*What needs to be done*. Copy every line, leaving nothing out and adding nothing.

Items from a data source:

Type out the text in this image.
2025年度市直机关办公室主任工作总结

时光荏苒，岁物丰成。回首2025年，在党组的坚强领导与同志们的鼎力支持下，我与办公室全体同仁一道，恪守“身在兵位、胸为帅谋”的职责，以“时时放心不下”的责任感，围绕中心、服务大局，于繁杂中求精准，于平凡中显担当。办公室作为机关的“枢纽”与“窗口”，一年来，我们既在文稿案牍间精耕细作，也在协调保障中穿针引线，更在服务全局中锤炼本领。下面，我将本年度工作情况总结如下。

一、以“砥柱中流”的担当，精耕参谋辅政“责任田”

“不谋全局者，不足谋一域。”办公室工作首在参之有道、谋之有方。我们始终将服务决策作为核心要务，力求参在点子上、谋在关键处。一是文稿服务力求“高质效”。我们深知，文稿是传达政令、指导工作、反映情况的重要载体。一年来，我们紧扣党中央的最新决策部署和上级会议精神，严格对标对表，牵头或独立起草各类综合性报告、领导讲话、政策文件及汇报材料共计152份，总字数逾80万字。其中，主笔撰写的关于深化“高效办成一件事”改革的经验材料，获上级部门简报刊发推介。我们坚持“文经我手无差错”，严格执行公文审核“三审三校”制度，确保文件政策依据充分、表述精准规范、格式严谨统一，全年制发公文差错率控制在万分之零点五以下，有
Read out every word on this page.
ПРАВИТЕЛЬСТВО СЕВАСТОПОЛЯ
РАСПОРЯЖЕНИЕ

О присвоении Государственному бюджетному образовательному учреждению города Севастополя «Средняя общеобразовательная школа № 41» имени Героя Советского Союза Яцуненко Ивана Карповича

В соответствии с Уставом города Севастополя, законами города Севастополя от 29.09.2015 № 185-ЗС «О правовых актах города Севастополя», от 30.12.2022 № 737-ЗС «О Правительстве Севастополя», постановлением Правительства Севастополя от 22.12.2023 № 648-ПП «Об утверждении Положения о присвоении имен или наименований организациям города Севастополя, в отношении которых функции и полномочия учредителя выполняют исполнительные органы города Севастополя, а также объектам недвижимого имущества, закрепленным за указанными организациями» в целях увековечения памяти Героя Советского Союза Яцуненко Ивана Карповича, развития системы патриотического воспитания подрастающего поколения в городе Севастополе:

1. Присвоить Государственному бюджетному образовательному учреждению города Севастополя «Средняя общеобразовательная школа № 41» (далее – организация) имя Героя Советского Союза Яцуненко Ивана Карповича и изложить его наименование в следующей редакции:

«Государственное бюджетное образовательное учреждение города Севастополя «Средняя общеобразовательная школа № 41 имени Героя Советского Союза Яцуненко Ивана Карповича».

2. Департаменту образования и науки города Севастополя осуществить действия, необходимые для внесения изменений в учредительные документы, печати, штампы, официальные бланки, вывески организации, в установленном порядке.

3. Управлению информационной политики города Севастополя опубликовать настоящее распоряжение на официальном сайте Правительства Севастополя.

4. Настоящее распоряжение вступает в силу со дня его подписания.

*Solved exercise*.
Type out the text in this image.
2025年度市直机关办公室主任工作总结

时光荏苒，岁物丰成。回首2025年，在党组的坚强领导与同志们的鼎力支持下，我与办公室全体同仁一道，恪守“身在兵位、胸为帅谋”的职责，以“时时放心不下”的责任感，围绕中心、服务大局，于繁杂中求精准，于平凡中显担当。办公室作为机关的“枢纽”与“窗口”，一年来，我们既在文稿案牍间精耕细作，也在协调保障中穿针引线，更在服务全局中锤炼本领。下面，我将本年度工作情况总结如下。

一、以“砥柱中流”的担当，精耕参谋辅政“责任田”

“不谋全局者，不足谋一域。”办公室工作首在参之有道、谋之有方。我们始终将服务决策作为核心要务，力求参在点子上、谋在关键处。一是文稿服务力求“高质效”。我们深知，文稿是传达政令、指导工作、反映情况的重要载体。一年来，我们紧扣党中央的最新决策部署和上级会议精神，严格对标对表，牵头或独立起草各类综合性报告、领导讲话、政策文件及汇报材料共计152份，总字数逾80万字。其中，主笔撰写的关于深化“高效办成一件事”改革的经验材料，获上级部门简报刊发推介。我们坚持“文经我手无差错”，严格执行公文审核“三审三校”制度，确保文件政策依据充分、表述精准规范、格式严谨统一，全年制发公文差错率控制在万分之零点五以下，有
Read out every word on this page.
ПРАВИТЕЛЬСТВО СЕВАСТОПОЛЯ
РАСПОРЯЖЕНИЕ

О присвоении Государственному бюджетному образовательному учреждению города Севастополя «Средняя общеобразовательная школа № 41» имени Героя Советского Союза Яцуненко Ивана Карповича

В соответствии с Уставом города Севастополя, законами города Севастополя от 29.09.2015 № 185-ЗС «О правовых актах города Севастополя», от 30.12.2022 № 737-ЗС «О Правительстве Севастополя», постановлением Правительства Севастополя от 22.12.2023 № 648-ПП «Об утверждении Положения о присвоении имен или наименований организациям города Севастополя, в отношении которых функции и полномочия учредителя выполняют исполнительные органы города Севастополя, а также объектам недвижимого имущества, закрепленным за указанными организациями» в целях увековечения памяти Героя Советского Союза Яцуненко Ивана Карповича, развития системы патриотического воспитания подрастающего поколения в городе Севастополе:

1. Присвоить Государственному бюджетному образовательному учреждению города Севастополя «Средняя общеобразовательная школа № 41» (далее – организация) имя Героя Советского Союза Яцуненко Ивана Карповича и изложить его наименование в следующей редакции:

«Государственное бюджетное образовательное учреждение города Севастополя «Средняя общеобразовательная школа № 41 имени Героя Советского Союза Яцуненко Ивана Карповича».

2. Департаменту образования и науки города Севастополя осуществить действия, необходимые для внесения изменений в учредительные документы, печати, штампы, официальные бланки, вывески организации, в установленном порядке.

3. Управлению информационной политики города Севастополя опубликовать настоящее распоряжение на официальном сайте Правительства Севастополя.

4. Настоящее распоряжение вступает в силу со дня его подписания.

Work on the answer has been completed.